━━━ Records supplied

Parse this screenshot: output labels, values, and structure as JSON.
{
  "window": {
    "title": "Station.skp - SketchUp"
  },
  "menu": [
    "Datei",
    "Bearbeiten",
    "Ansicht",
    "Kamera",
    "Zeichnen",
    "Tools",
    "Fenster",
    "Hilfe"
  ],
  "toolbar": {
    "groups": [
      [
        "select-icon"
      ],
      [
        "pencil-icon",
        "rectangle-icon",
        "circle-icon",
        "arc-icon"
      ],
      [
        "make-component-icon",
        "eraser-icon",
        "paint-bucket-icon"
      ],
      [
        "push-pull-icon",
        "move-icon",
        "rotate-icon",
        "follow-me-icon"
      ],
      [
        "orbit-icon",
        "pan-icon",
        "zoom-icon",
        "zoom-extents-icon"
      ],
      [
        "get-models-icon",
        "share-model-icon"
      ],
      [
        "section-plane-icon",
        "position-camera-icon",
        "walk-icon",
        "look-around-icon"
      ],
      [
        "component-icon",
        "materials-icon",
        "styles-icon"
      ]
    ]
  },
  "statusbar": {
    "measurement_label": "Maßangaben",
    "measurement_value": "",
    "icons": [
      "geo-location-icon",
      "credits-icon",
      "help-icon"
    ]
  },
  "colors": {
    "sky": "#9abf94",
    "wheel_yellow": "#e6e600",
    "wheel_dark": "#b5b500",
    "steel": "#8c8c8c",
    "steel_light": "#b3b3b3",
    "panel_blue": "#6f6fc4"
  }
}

━━━━━━
━━━ Records supplied

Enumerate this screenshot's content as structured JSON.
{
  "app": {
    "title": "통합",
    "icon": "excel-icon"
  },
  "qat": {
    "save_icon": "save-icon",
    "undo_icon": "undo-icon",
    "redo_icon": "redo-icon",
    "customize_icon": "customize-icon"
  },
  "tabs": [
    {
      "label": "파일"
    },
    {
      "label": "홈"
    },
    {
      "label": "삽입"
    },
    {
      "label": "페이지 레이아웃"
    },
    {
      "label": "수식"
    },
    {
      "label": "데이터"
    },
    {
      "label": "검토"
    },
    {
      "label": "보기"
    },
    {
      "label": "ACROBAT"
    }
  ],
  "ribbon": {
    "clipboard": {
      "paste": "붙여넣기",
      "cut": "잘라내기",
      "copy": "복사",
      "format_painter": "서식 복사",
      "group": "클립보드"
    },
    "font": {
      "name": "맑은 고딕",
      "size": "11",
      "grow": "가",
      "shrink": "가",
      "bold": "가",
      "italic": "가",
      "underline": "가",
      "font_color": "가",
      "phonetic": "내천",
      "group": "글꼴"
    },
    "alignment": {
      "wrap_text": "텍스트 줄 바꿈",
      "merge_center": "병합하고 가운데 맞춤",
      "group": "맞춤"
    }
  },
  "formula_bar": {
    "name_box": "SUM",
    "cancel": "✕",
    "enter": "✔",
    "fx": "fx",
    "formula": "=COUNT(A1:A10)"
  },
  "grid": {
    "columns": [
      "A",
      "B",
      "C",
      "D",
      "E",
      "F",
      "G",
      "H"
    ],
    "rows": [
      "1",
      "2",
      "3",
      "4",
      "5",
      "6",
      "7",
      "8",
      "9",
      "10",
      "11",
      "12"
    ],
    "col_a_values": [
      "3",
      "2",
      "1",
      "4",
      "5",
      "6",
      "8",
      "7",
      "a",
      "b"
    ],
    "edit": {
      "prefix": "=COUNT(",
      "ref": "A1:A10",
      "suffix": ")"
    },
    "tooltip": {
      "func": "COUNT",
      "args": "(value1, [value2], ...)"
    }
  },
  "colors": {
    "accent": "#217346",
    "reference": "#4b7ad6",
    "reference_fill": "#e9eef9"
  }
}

━━━━━━
━━━ Records supplied

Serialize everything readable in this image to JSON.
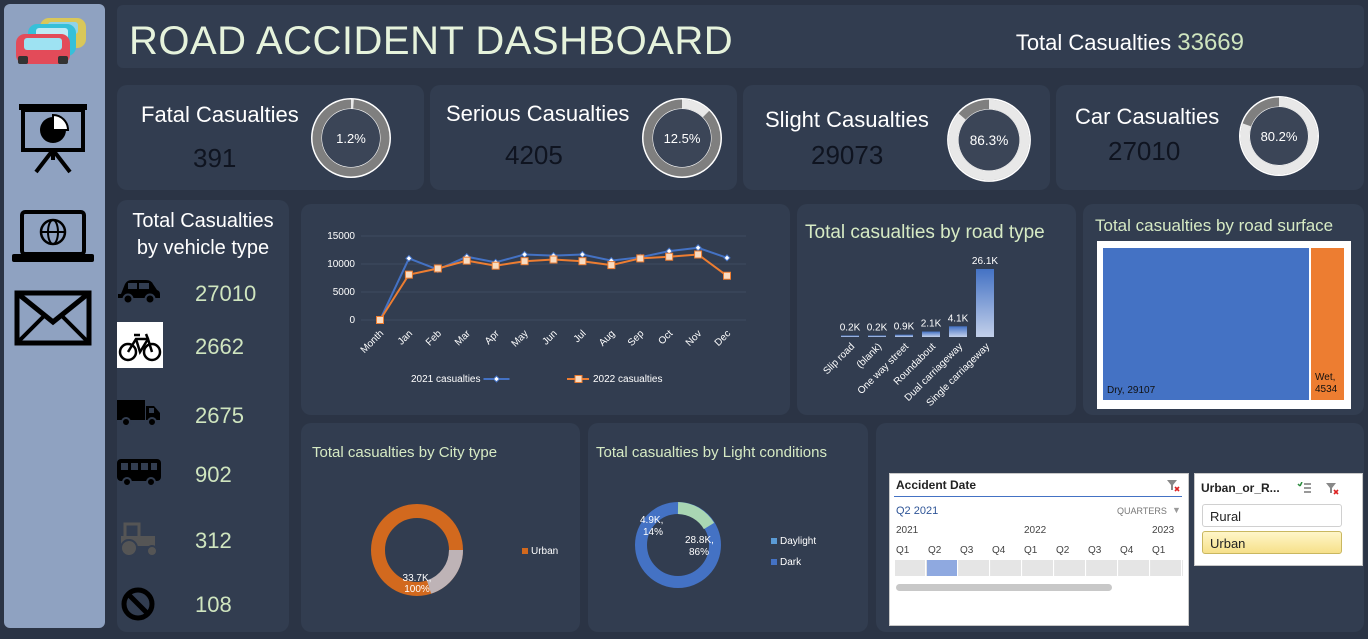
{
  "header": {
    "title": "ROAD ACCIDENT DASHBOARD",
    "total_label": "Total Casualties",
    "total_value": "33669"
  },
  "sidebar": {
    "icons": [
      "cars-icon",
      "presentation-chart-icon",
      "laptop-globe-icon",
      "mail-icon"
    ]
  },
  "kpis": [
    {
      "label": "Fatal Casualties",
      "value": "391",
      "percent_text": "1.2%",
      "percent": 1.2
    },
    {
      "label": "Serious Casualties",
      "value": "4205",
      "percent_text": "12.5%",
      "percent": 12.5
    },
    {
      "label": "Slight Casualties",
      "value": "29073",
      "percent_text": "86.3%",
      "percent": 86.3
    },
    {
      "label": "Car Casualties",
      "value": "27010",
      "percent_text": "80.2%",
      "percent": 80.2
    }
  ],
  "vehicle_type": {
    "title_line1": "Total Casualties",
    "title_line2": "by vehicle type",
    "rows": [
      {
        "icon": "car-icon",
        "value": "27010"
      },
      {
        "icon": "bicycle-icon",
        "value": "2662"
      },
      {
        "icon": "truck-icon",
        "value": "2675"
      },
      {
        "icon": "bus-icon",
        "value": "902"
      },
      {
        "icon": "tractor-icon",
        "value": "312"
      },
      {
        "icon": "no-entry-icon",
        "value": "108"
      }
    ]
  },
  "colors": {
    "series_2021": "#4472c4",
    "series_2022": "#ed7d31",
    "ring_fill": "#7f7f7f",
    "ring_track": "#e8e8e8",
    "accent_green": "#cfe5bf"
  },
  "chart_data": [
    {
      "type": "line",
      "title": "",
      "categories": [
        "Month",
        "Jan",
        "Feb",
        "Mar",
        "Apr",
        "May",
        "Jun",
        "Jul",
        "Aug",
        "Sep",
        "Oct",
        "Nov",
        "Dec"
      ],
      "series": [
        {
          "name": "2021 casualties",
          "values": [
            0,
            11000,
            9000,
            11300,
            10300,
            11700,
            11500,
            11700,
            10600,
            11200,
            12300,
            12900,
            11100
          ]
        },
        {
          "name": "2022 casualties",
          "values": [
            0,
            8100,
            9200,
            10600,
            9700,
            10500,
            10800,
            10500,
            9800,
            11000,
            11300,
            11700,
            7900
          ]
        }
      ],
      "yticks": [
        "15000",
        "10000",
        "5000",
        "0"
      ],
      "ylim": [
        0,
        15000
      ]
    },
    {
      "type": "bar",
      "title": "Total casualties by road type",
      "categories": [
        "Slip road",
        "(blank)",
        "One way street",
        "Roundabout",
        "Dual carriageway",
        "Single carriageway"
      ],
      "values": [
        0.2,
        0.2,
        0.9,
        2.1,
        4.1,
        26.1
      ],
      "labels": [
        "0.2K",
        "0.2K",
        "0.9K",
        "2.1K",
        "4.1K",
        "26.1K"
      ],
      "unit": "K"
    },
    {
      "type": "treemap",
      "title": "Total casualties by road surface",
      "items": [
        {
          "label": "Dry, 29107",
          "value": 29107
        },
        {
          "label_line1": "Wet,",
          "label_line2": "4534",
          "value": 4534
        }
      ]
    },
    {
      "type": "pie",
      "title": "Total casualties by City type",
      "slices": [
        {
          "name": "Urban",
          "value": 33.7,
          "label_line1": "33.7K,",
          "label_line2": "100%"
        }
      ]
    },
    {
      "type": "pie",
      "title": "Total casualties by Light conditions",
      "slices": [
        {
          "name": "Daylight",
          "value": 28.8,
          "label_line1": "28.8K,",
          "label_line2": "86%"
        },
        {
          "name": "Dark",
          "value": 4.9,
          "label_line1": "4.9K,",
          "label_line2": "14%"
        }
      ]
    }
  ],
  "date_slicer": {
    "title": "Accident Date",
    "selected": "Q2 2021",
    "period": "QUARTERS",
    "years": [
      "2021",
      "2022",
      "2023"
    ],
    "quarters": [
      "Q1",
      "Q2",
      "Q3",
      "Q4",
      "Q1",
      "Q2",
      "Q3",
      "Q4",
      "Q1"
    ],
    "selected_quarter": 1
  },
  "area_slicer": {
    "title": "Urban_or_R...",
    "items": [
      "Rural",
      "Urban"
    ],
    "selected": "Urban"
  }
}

━━━━━━

__The exercise__. Check each line above for "this" and return the ones that have it.

__Output below__.
Parse this screenshot: output labels, values, and structure as JSON.
Enumerate this screenshot's content as structured JSON.
Serialize everything readable in this image to JSON.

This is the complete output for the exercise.